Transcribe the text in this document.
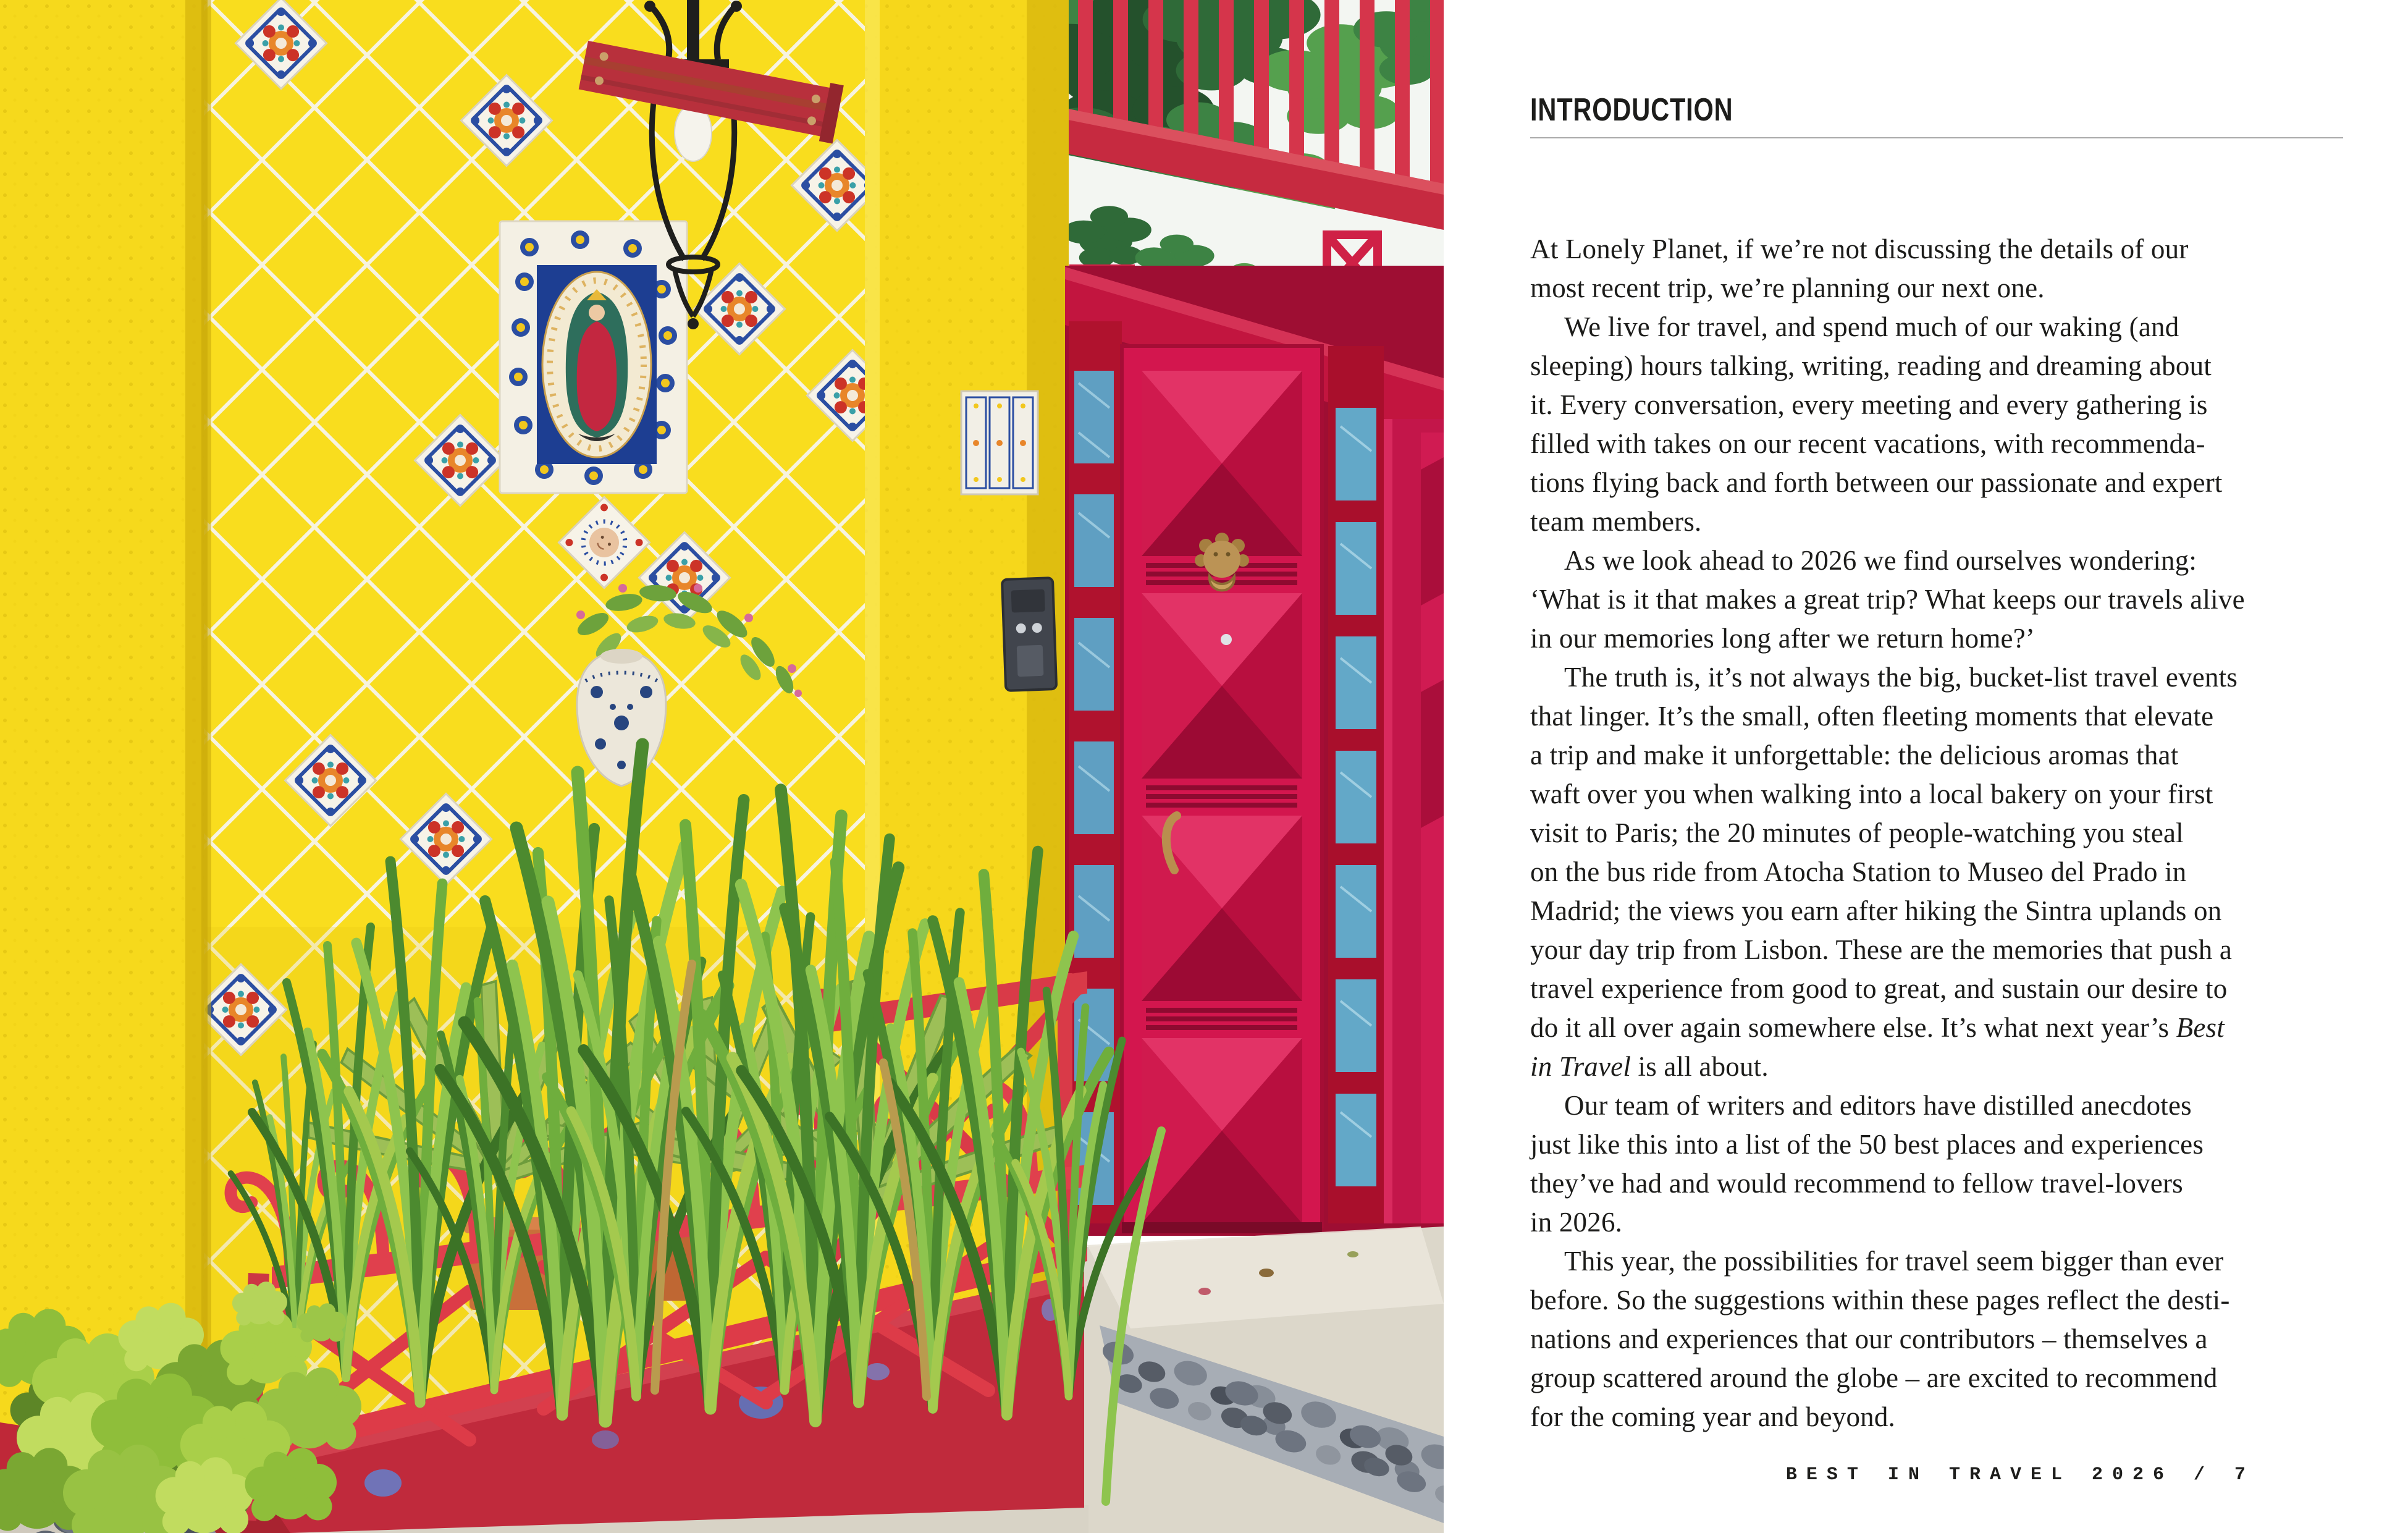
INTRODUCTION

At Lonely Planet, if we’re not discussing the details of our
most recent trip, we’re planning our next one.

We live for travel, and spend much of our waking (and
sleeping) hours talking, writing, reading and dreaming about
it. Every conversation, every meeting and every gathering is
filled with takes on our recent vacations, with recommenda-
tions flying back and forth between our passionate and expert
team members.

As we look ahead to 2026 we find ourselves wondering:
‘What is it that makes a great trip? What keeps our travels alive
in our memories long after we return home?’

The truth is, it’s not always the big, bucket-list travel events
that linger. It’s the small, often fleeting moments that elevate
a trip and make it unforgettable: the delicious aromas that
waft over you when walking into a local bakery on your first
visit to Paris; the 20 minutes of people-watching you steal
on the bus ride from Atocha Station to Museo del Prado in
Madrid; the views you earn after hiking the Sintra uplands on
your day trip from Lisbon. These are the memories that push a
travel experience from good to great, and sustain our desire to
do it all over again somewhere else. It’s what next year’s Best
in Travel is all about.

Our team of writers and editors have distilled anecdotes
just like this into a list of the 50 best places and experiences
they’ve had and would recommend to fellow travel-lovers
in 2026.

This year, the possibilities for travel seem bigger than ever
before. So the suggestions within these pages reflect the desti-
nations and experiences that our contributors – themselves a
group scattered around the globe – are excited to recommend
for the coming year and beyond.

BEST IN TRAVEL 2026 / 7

•••••

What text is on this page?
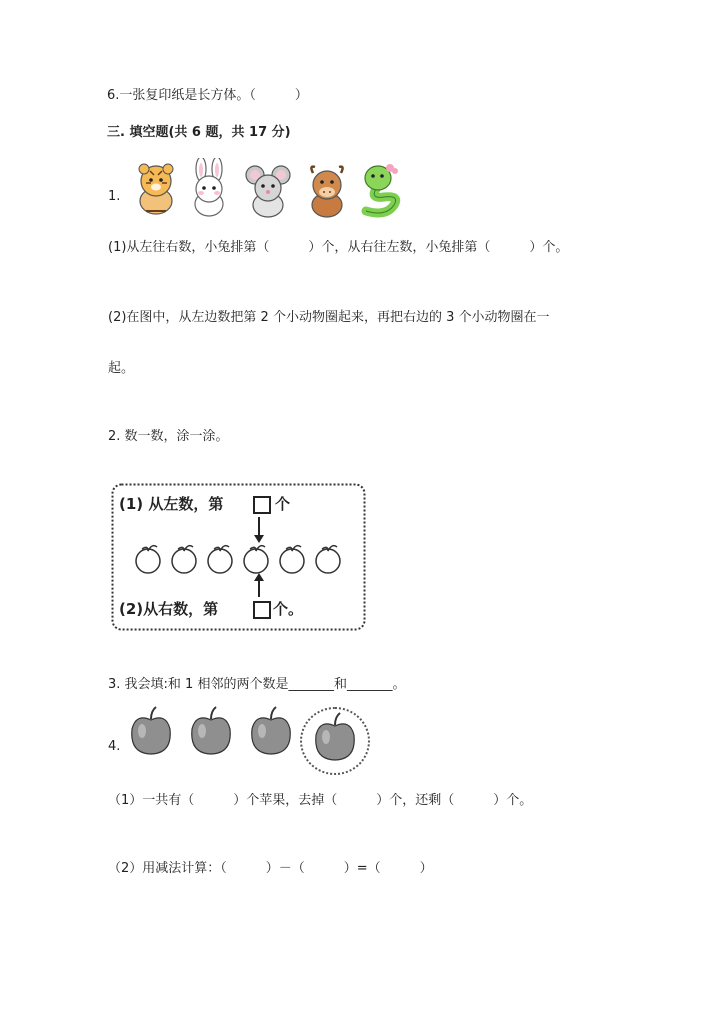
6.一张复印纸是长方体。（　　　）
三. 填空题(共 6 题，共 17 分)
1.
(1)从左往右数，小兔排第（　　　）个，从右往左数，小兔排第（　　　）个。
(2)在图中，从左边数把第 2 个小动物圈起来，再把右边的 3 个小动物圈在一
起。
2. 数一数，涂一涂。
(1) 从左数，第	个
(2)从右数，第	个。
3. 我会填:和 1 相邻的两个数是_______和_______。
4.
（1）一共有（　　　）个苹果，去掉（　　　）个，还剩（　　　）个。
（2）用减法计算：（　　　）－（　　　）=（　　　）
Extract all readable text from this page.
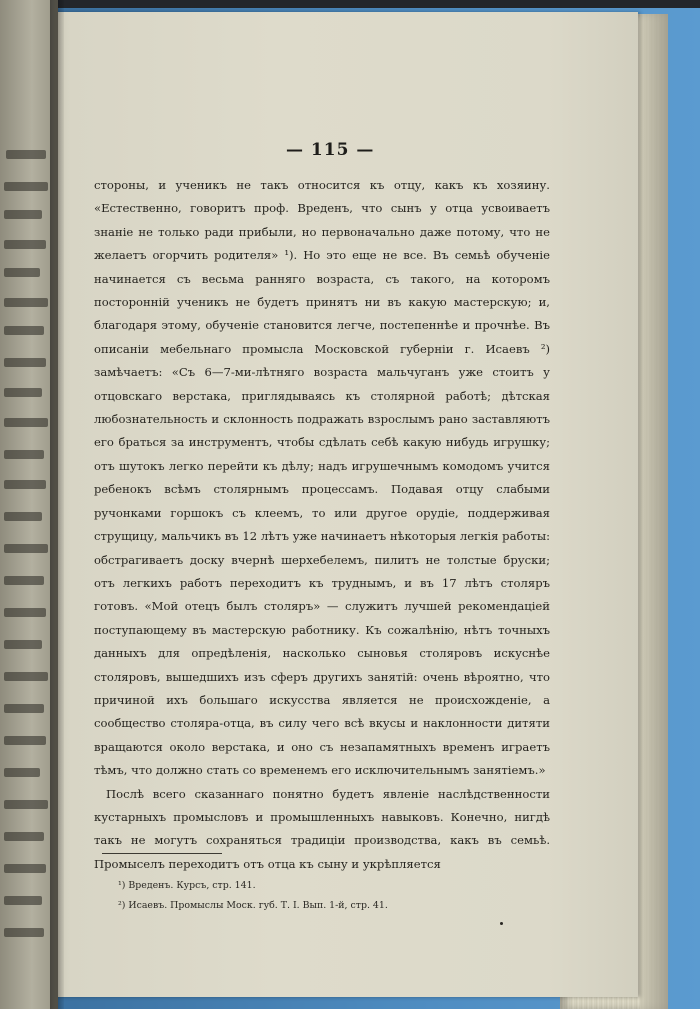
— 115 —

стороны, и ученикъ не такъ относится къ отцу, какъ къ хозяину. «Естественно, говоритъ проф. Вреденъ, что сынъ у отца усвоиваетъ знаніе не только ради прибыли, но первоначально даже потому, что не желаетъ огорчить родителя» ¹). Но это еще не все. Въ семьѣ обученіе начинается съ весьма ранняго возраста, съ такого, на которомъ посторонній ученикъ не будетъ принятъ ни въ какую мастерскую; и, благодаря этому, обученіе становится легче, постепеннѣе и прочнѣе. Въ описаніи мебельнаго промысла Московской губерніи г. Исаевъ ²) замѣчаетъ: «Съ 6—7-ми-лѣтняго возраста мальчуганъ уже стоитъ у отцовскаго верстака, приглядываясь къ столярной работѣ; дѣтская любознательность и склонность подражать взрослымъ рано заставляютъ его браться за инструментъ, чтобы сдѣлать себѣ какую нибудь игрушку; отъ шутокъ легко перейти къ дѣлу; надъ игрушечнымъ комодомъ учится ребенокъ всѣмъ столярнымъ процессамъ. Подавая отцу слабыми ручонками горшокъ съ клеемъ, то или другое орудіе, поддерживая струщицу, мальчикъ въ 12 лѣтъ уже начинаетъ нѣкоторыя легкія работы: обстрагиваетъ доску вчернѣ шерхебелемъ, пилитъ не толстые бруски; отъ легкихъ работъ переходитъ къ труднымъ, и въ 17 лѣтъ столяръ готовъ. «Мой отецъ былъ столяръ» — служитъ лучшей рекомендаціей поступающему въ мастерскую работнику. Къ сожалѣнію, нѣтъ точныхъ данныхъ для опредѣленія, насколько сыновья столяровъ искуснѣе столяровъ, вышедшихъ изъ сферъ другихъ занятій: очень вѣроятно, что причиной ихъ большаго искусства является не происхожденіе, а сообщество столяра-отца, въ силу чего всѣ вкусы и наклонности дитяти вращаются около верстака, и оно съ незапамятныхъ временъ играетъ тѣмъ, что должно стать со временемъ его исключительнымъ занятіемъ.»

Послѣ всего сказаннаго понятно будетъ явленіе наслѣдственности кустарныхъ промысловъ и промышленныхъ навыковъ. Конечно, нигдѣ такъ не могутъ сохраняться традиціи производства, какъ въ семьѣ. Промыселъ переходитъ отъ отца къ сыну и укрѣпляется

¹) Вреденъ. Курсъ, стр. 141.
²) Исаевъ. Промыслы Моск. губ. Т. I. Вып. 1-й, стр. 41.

•••••

**GIVEN INSTRUCTION**
Copy out every line of the material above that mentions the word "into".

**SOLUTION FOR THIS PROBLEM**
waft over you when walking into a local bakery on your first
just like this into a list of the 50 best places and experiences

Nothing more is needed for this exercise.